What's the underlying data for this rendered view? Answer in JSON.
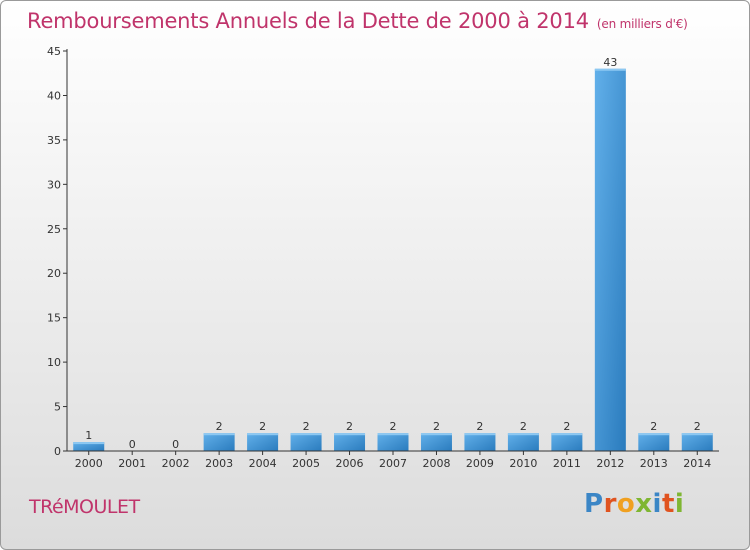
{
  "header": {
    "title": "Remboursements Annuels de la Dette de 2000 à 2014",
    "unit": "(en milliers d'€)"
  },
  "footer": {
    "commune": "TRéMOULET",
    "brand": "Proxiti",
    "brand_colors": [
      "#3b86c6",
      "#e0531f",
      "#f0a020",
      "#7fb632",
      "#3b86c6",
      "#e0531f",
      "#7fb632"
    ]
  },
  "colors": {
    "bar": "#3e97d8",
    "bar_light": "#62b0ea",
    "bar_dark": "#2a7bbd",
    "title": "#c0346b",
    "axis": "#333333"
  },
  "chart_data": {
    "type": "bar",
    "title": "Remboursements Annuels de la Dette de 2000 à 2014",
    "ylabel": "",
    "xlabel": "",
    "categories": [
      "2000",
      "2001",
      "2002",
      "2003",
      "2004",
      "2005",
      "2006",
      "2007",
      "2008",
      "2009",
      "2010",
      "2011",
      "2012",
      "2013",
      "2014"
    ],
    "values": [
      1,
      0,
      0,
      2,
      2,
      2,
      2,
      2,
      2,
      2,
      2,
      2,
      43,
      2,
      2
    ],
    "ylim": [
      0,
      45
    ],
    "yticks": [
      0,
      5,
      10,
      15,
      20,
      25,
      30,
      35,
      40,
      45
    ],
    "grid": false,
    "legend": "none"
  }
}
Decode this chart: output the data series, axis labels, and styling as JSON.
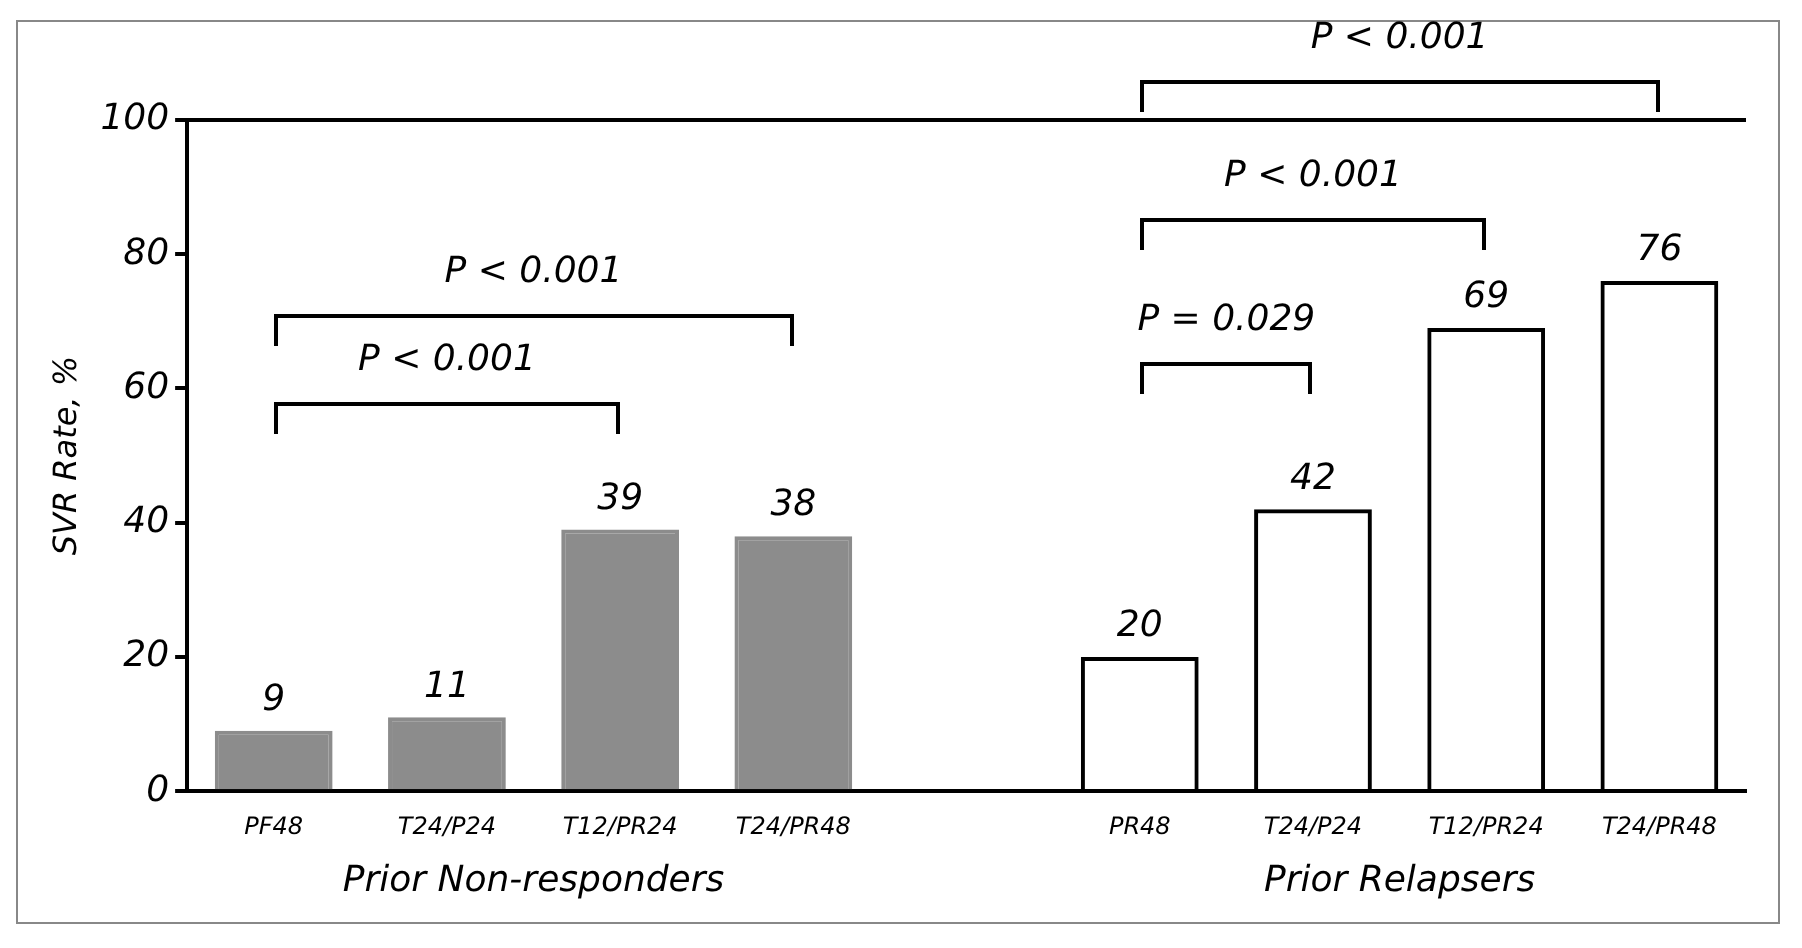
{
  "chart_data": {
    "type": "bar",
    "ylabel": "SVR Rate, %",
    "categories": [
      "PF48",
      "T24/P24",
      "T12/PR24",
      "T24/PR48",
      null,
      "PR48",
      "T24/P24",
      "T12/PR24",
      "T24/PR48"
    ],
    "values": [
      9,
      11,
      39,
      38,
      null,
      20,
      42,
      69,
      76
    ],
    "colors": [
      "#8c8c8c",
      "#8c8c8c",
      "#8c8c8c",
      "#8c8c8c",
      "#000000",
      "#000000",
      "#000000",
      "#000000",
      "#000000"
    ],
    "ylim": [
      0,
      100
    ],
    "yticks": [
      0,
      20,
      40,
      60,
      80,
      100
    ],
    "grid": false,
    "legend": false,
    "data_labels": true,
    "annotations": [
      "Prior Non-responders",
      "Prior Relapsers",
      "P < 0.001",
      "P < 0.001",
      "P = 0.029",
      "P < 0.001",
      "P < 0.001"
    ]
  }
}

* * * *

## DESCRIPTION OF THE TASK
Copy all lines from the material that include "Prior".

## WRITTEN REPLY
      "Prior Non-responders",
      "Prior Relapsers",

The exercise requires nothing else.